* _Task to complete_
Write the records below out in full, character for character, with no pictures.

* _Source material_
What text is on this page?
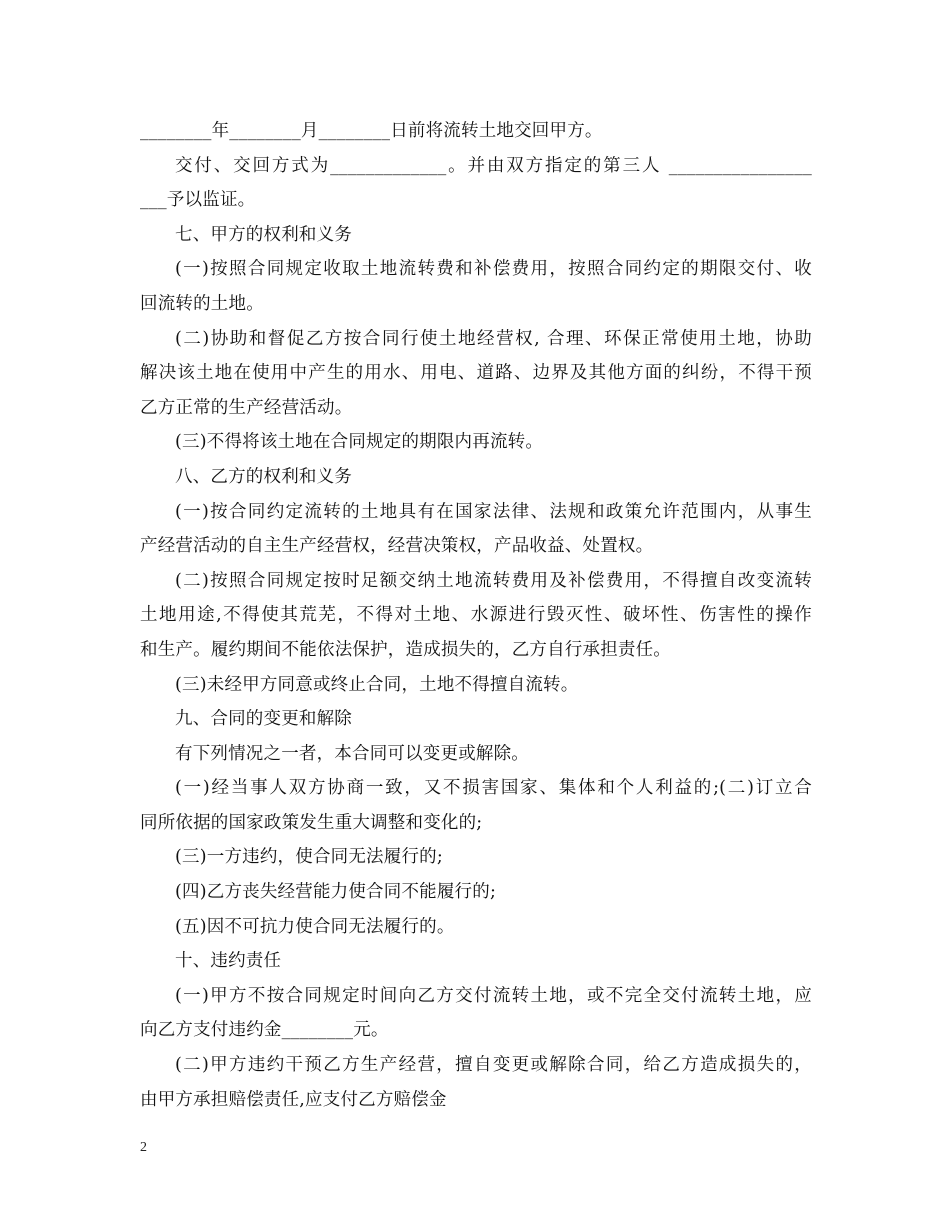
________年________月________日前将流转土地交回甲方。
交付、交回方式为_____________。并由双方指定的第三人 ________________
___予以监证。
七、甲方的权利和义务
(一)按照合同规定收取土地流转费和补偿费用，按照合同约定的期限交付、收
回流转的土地。
(二)协助和督促乙方按合同行使土地经营权, 合理、环保正常使用土地，协助
解决该土地在使用中产生的用水、用电、道路、边界及其他方面的纠纷，不得干预
乙方正常的生产经营活动。
(三)不得将该土地在合同规定的期限内再流转。
八、乙方的权利和义务
(一)按合同约定流转的土地具有在国家法律、法规和政策允许范围内，从事生
产经营活动的自主生产经营权，经营决策权，产品收益、处置权。
(二)按照合同规定按时足额交纳土地流转费用及补偿费用，不得擅自改变流转
土地用途,不得使其荒芜，不得对土地、水源进行毁灭性、破坏性、伤害性的操作
和生产。履约期间不能依法保护，造成损失的，乙方自行承担责任。
(三)未经甲方同意或终止合同，土地不得擅自流转。
九、合同的变更和解除
有下列情况之一者，本合同可以变更或解除。
(一)经当事人双方协商一致，又不损害国家、集体和个人利益的;(二)订立合
同所依据的国家政策发生重大调整和变化的;
(三)一方违约，使合同无法履行的;
(四)乙方丧失经营能力使合同不能履行的;
(五)因不可抗力使合同无法履行的。
十、违约责任
(一)甲方不按合同规定时间向乙方交付流转土地，或不完全交付流转土地，应
向乙方支付违约金________元。
(二)甲方违约干预乙方生产经营，擅自变更或解除合同，给乙方造成损失的，
由甲方承担赔偿责任,应支付乙方赔偿金
2
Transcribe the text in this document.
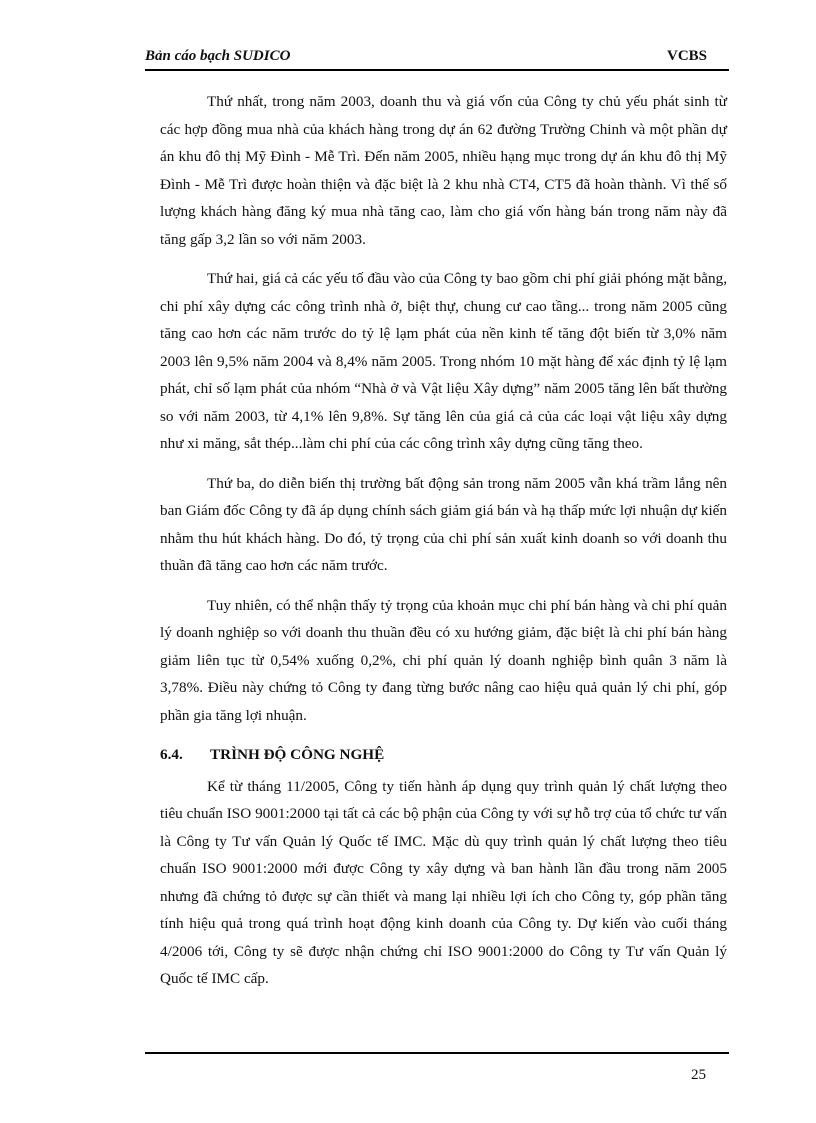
Bản cáo bạch SUDICO	VCBS

Thứ nhất, trong năm 2003, doanh thu và giá vốn của Công ty chủ yếu phát sinh từ các hợp đồng mua nhà của khách hàng trong dự án 62 đường Trường Chinh và một phần dự án khu đô thị Mỹ Đình - Mễ Trì. Đến năm 2005, nhiều hạng mục trong dự án khu đô thị Mỹ Đình - Mễ Trì được hoàn thiện và đặc biệt là 2 khu nhà CT4, CT5 đã hoàn thành. Vì thế số lượng khách hàng đăng ký mua nhà tăng cao, làm cho giá vốn hàng bán trong năm này đã tăng gấp 3,2 lần so với năm 2003.

Thứ hai, giá cả các yếu tố đầu vào của Công ty bao gồm chi phí giải phóng mặt bằng, chi phí xây dựng các công trình nhà ở, biệt thự, chung cư cao tầng... trong năm 2005 cũng tăng cao hơn các năm trước do tỷ lệ lạm phát của nền kinh tế tăng đột biến từ 3,0% năm 2003 lên 9,5% năm 2004 và 8,4% năm 2005. Trong nhóm 10 mặt hàng để xác định tỷ lệ lạm phát, chỉ số lạm phát của nhóm “Nhà ở và Vật liệu Xây dựng” năm 2005 tăng lên bất thường so với năm 2003, từ 4,1% lên 9,8%. Sự tăng lên của giá cả của các loại vật liệu xây dựng như xi măng, sắt thép...làm chi phí của các công trình xây dựng cũng tăng theo.

Thứ ba, do diễn biến thị trường bất động sản trong năm 2005 vẫn khá trầm lắng nên ban Giám đốc Công ty đã áp dụng chính sách giảm giá bán và hạ thấp mức lợi nhuận dự kiến nhằm thu hút khách hàng. Do đó, tỷ trọng của chi phí sản xuất kinh doanh so với doanh thu thuần đã tăng cao hơn các năm trước.

Tuy nhiên, có thể nhận thấy tỷ trọng của khoản mục chi phí bán hàng và chi phí quản lý doanh nghiệp so với doanh thu thuần đều có xu hướng giảm, đặc biệt là chi phí bán hàng giảm liên tục từ 0,54% xuống 0,2%, chi phí quản lý doanh nghiệp bình quân 3 năm là 3,78%. Điều này chứng tỏ Công ty đang từng bước nâng cao hiệu quả quản lý chi phí, góp phần gia tăng lợi nhuận.

6.4. TRÌNH ĐỘ CÔNG NGHỆ

Kể từ tháng 11/2005, Công ty tiến hành áp dụng quy trình quản lý chất lượng theo tiêu chuẩn ISO 9001:2000 tại tất cả các bộ phận của Công ty với sự hỗ trợ của tổ chức tư vấn là Công ty Tư vấn Quản lý Quốc tế IMC. Mặc dù quy trình quản lý chất lượng theo tiêu chuẩn ISO 9001:2000 mới được Công ty xây dựng và ban hành lần đầu trong năm 2005 nhưng đã chứng tỏ được sự cần thiết và mang lại nhiều lợi ích cho Công ty, góp phần tăng tính hiệu quả trong quá trình hoạt động kinh doanh của Công ty. Dự kiến vào cuối tháng 4/2006 tới, Công ty sẽ được nhận chứng chỉ ISO 9001:2000 do Công ty Tư vấn Quản lý Quốc tế IMC cấp.

25
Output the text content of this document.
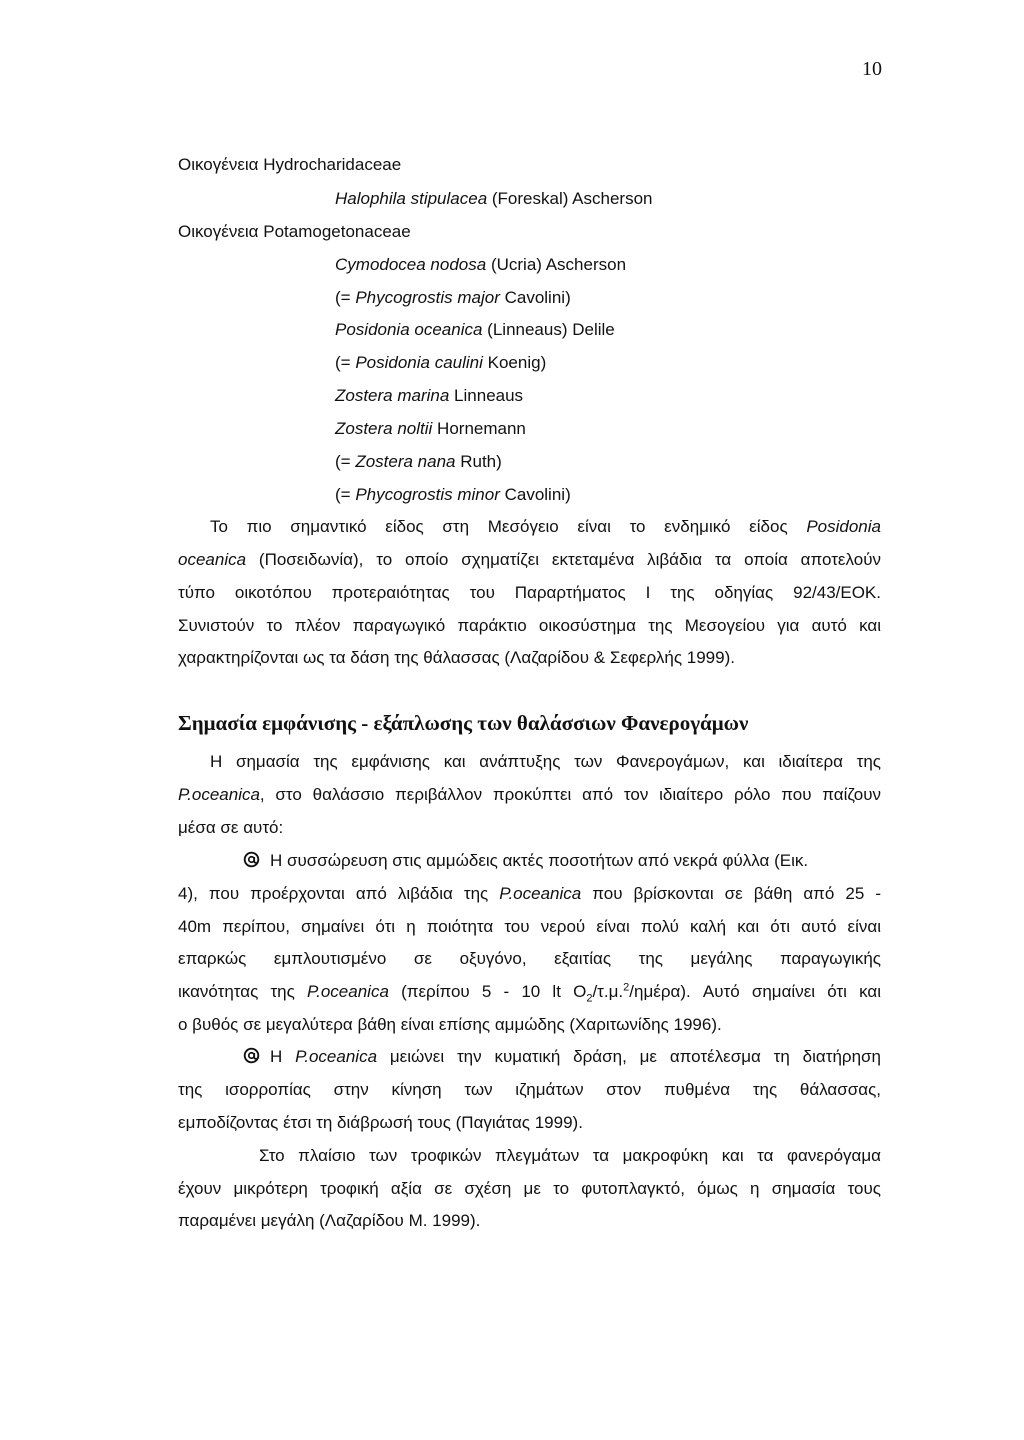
10
Οικογένεια Hydrocharidaceae
Halophila stipulacea (Foreskal) Ascherson
Οικογένεια Potamogetonaceae
Cymodocea nodosa (Ucria) Ascherson
(= Phycogrostis major Cavolini)
Posidonia oceanica (Linneaus) Delile
(= Posidonia caulini Koenig)
Zostera marina Linneaus
Zostera noltii Hornemann
(= Zostera nana Ruth)
(= Phycogrostis minor Cavolini)
Το πιο σημαντικό είδος στη Μεσόγειο είναι το ενδημικό είδος Posidonia
oceanica (Ποσειδωνία), το οποίο σχηματίζει εκτεταμένα λιβάδια τα οποία αποτελούν
τύπο οικοτόπου προτεραιότητας του Παραρτήματος Ι της οδηγίας 92/43/ΕΟΚ.
Συνιστούν το πλέον παραγωγικό παράκτιο οικοσύστημα της Μεσογείου για αυτό και
χαρακτηρίζονται ως τα δάση της θάλασσας (Λαζαρίδου & Σεφερλής 1999).
Σημασία εμφάνισης - εξάπλωσης των θαλάσσιων Φανερογάμων
Η σημασία της εμφάνισης και ανάπτυξης των Φανερογάμων, και ιδιαίτερα της
P.oceanica, στο θαλάσσιο περιβάλλον προκύπτει από τον ιδιαίτερο ρόλο που παίζουν
μέσα σε αυτό:
Η συσσώρευση στις αμμώδεις ακτές ποσοτήτων από νεκρά φύλλα (Εικ.
4), που προέρχονται από λιβάδια της P.oceanica που βρίσκονται σε βάθη από 25 -
40m περίπου, σημαίνει ότι η ποιότητα του νερού είναι πολύ καλή και ότι αυτό είναι
επαρκώς εμπλουτισμένο σε οξυγόνο, εξαιτίας της μεγάλης παραγωγικής
ικανότητας της P.oceanica (περίπου 5 - 10 lt $O_2/\tau.\mu.^2/\eta\mu έ\rho\alpha$). Αυτό σημαίνει ότι και
ο βυθός σε μεγαλύτερα βάθη είναι επίσης αμμώδης (Χαριτωνίδης 1996).
Η P.oceanica μειώνει την κυματική δράση, με αποτέλεσμα τη διατήρηση
της ισορροπίας στην κίνηση των ιζημάτων στον πυθμένα της θάλασσας,
εμποδίζοντας έτσι τη διάβρωσή τους (Παγιάτας 1999).
Στο πλαίσιο των τροφικών πλεγμάτων τα μακροφύκη και τα φανερόγαμα
έχουν μικρότερη τροφική αξία σε σχέση με το φυτοπλαγκτό, όμως η σημασία τους
παραμένει μεγάλη (Λαζαρίδου Μ. 1999).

* _Final answer_
What text is on this page?
________年________月________日前将流转土地交回甲方。
交付、交回方式为_____________。并由双方指定的第三人 ________________
___予以监证。
七、甲方的权利和义务
(一)按照合同规定收取土地流转费和补偿费用，按照合同约定的期限交付、收
回流转的土地。
(二)协助和督促乙方按合同行使土地经营权, 合理、环保正常使用土地，协助
解决该土地在使用中产生的用水、用电、道路、边界及其他方面的纠纷，不得干预
乙方正常的生产经营活动。
(三)不得将该土地在合同规定的期限内再流转。
八、乙方的权利和义务
(一)按合同约定流转的土地具有在国家法律、法规和政策允许范围内，从事生
产经营活动的自主生产经营权，经营决策权，产品收益、处置权。
(二)按照合同规定按时足额交纳土地流转费用及补偿费用，不得擅自改变流转
土地用途,不得使其荒芜，不得对土地、水源进行毁灭性、破坏性、伤害性的操作
和生产。履约期间不能依法保护，造成损失的，乙方自行承担责任。
(三)未经甲方同意或终止合同，土地不得擅自流转。
九、合同的变更和解除
有下列情况之一者，本合同可以变更或解除。
(一)经当事人双方协商一致，又不损害国家、集体和个人利益的;(二)订立合
同所依据的国家政策发生重大调整和变化的;
(三)一方违约，使合同无法履行的;
(四)乙方丧失经营能力使合同不能履行的;
(五)因不可抗力使合同无法履行的。
十、违约责任
(一)甲方不按合同规定时间向乙方交付流转土地，或不完全交付流转土地，应
向乙方支付违约金________元。
(二)甲方违约干预乙方生产经营，擅自变更或解除合同，给乙方造成损失的，
由甲方承担赔偿责任,应支付乙方赔偿金
2
Transcribe the text in this document.
Bản cáo bạch SUDICO	VCBS

Thứ nhất, trong năm 2003, doanh thu và giá vốn của Công ty chủ yếu phát sinh từ các hợp đồng mua nhà của khách hàng trong dự án 62 đường Trường Chinh và một phần dự án khu đô thị Mỹ Đình - Mễ Trì. Đến năm 2005, nhiều hạng mục trong dự án khu đô thị Mỹ Đình - Mễ Trì được hoàn thiện và đặc biệt là 2 khu nhà CT4, CT5 đã hoàn thành. Vì thế số lượng khách hàng đăng ký mua nhà tăng cao, làm cho giá vốn hàng bán trong năm này đã tăng gấp 3,2 lần so với năm 2003.

Thứ hai, giá cả các yếu tố đầu vào của Công ty bao gồm chi phí giải phóng mặt bằng, chi phí xây dựng các công trình nhà ở, biệt thự, chung cư cao tầng... trong năm 2005 cũng tăng cao hơn các năm trước do tỷ lệ lạm phát của nền kinh tế tăng đột biến từ 3,0% năm 2003 lên 9,5% năm 2004 và 8,4% năm 2005. Trong nhóm 10 mặt hàng để xác định tỷ lệ lạm phát, chỉ số lạm phát của nhóm “Nhà ở và Vật liệu Xây dựng” năm 2005 tăng lên bất thường so với năm 2003, từ 4,1% lên 9,8%. Sự tăng lên của giá cả của các loại vật liệu xây dựng như xi măng, sắt thép...làm chi phí của các công trình xây dựng cũng tăng theo.

Thứ ba, do diễn biến thị trường bất động sản trong năm 2005 vẫn khá trầm lắng nên ban Giám đốc Công ty đã áp dụng chính sách giảm giá bán và hạ thấp mức lợi nhuận dự kiến nhằm thu hút khách hàng. Do đó, tỷ trọng của chi phí sản xuất kinh doanh so với doanh thu thuần đã tăng cao hơn các năm trước.

Tuy nhiên, có thể nhận thấy tỷ trọng của khoản mục chi phí bán hàng và chi phí quản lý doanh nghiệp so với doanh thu thuần đều có xu hướng giảm, đặc biệt là chi phí bán hàng giảm liên tục từ 0,54% xuống 0,2%, chi phí quản lý doanh nghiệp bình quân 3 năm là 3,78%. Điều này chứng tỏ Công ty đang từng bước nâng cao hiệu quả quản lý chi phí, góp phần gia tăng lợi nhuận.

6.4. TRÌNH ĐỘ CÔNG NGHỆ

Kể từ tháng 11/2005, Công ty tiến hành áp dụng quy trình quản lý chất lượng theo tiêu chuẩn ISO 9001:2000 tại tất cả các bộ phận của Công ty với sự hỗ trợ của tổ chức tư vấn là Công ty Tư vấn Quản lý Quốc tế IMC. Mặc dù quy trình quản lý chất lượng theo tiêu chuẩn ISO 9001:2000 mới được Công ty xây dựng và ban hành lần đầu trong năm 2005 nhưng đã chứng tỏ được sự cần thiết và mang lại nhiều lợi ích cho Công ty, góp phần tăng tính hiệu quả trong quá trình hoạt động kinh doanh của Công ty. Dự kiến vào cuối tháng 4/2006 tới, Công ty sẽ được nhận chứng chỉ ISO 9001:2000 do Công ty Tư vấn Quản lý Quốc tế IMC cấp.

25
Output the text content of this document.
10
Οικογένεια Hydrocharidaceae
Halophila stipulacea (Foreskal) Ascherson
Οικογένεια Potamogetonaceae
Cymodocea nodosa (Ucria) Ascherson
(= Phycogrostis major Cavolini)
Posidonia oceanica (Linneaus) Delile
(= Posidonia caulini Koenig)
Zostera marina Linneaus
Zostera noltii Hornemann
(= Zostera nana Ruth)
(= Phycogrostis minor Cavolini)
Το πιο σημαντικό είδος στη Μεσόγειο είναι το ενδημικό είδος Posidonia
oceanica (Ποσειδωνία), το οποίο σχηματίζει εκτεταμένα λιβάδια τα οποία αποτελούν
τύπο οικοτόπου προτεραιότητας του Παραρτήματος Ι της οδηγίας 92/43/ΕΟΚ.
Συνιστούν το πλέον παραγωγικό παράκτιο οικοσύστημα της Μεσογείου για αυτό και
χαρακτηρίζονται ως τα δάση της θάλασσας (Λαζαρίδου & Σεφερλής 1999).
Σημασία εμφάνισης - εξάπλωσης των θαλάσσιων Φανερογάμων
Η σημασία της εμφάνισης και ανάπτυξης των Φανερογάμων, και ιδιαίτερα της
P.oceanica, στο θαλάσσιο περιβάλλον προκύπτει από τον ιδιαίτερο ρόλο που παίζουν
μέσα σε αυτό:
Η συσσώρευση στις αμμώδεις ακτές ποσοτήτων από νεκρά φύλλα (Εικ.
4), που προέρχονται από λιβάδια της P.oceanica που βρίσκονται σε βάθη από 25 -
40m περίπου, σημαίνει ότι η ποιότητα του νερού είναι πολύ καλή και ότι αυτό είναι
επαρκώς εμπλουτισμένο σε οξυγόνο, εξαιτίας της μεγάλης παραγωγικής
ικανότητας της P.oceanica (περίπου 5 - 10 lt $O_2/\tau.\mu.^2/\eta\mu έ\rho\alpha$). Αυτό σημαίνει ότι και
ο βυθός σε μεγαλύτερα βάθη είναι επίσης αμμώδης (Χαριτωνίδης 1996).
Η P.oceanica μειώνει την κυματική δράση, με αποτέλεσμα τη διατήρηση
της ισορροπίας στην κίνηση των ιζημάτων στον πυθμένα της θάλασσας,
εμποδίζοντας έτσι τη διάβρωσή τους (Παγιάτας 1999).
Στο πλαίσιο των τροφικών πλεγμάτων τα μακροφύκη και τα φανερόγαμα
έχουν μικρότερη τροφική αξία σε σχέση με το φυτοπλαγκτό, όμως η σημασία τους
παραμένει μεγάλη (Λαζαρίδου Μ. 1999).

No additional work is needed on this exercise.